Stored data entries
——————

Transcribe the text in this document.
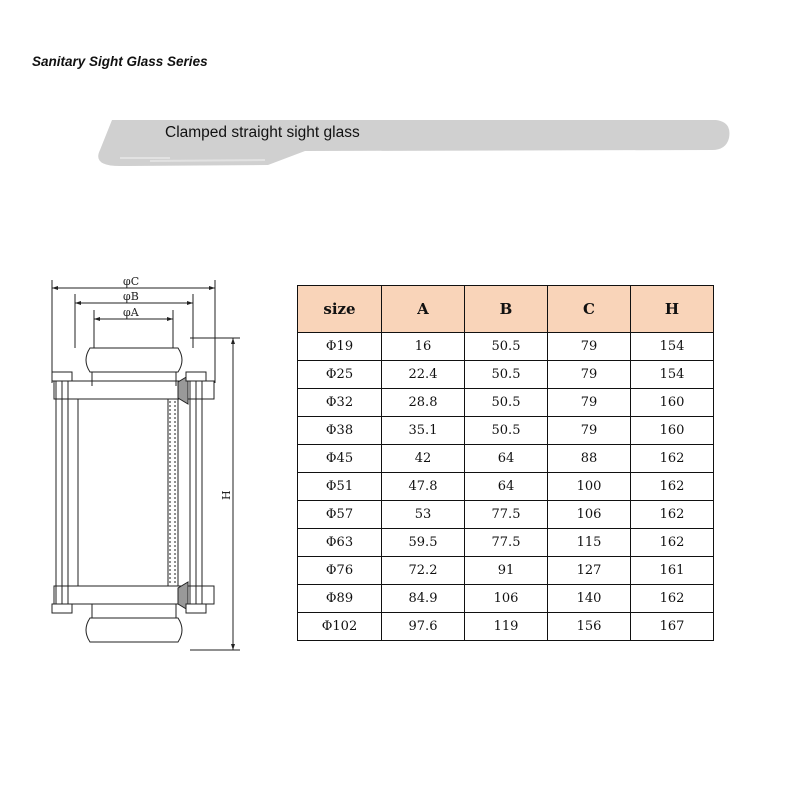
Sanitary Sight Glass Series
Clamped straight sight glass
φC
φB
φA
H
size	A	B	C	H
Φ19	16	50.5	79	154
Φ25	22.4	50.5	79	154
Φ32	28.8	50.5	79	160
Φ38	35.1	50.5	79	160
Φ45	42	64	88	162
Φ51	47.8	64	100	162
Φ57	53	77.5	106	162
Φ63	59.5	77.5	115	162
Φ76	72.2	91	127	161
Φ89	84.9	106	140	162
Φ102	97.6	119	156	167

——————

▶ WORK REQUIRED:
Quote the material exactly. Pictures stay out.

▶ OUTPUT FOR THIS EXERCISE:
Transcribe the text in this document.
Sanitary Sight Glass Series
Clamped straight sight glass
φC
φB
φA
H
size	A	B	C	H
Φ19	16	50.5	79	154
Φ25	22.4	50.5	79	154
Φ32	28.8	50.5	79	160
Φ38	35.1	50.5	79	160
Φ45	42	64	88	162
Φ51	47.8	64	100	162
Φ57	53	77.5	106	162
Φ63	59.5	77.5	115	162
Φ76	72.2	91	127	161
Φ89	84.9	106	140	162
Φ102	97.6	119	156	167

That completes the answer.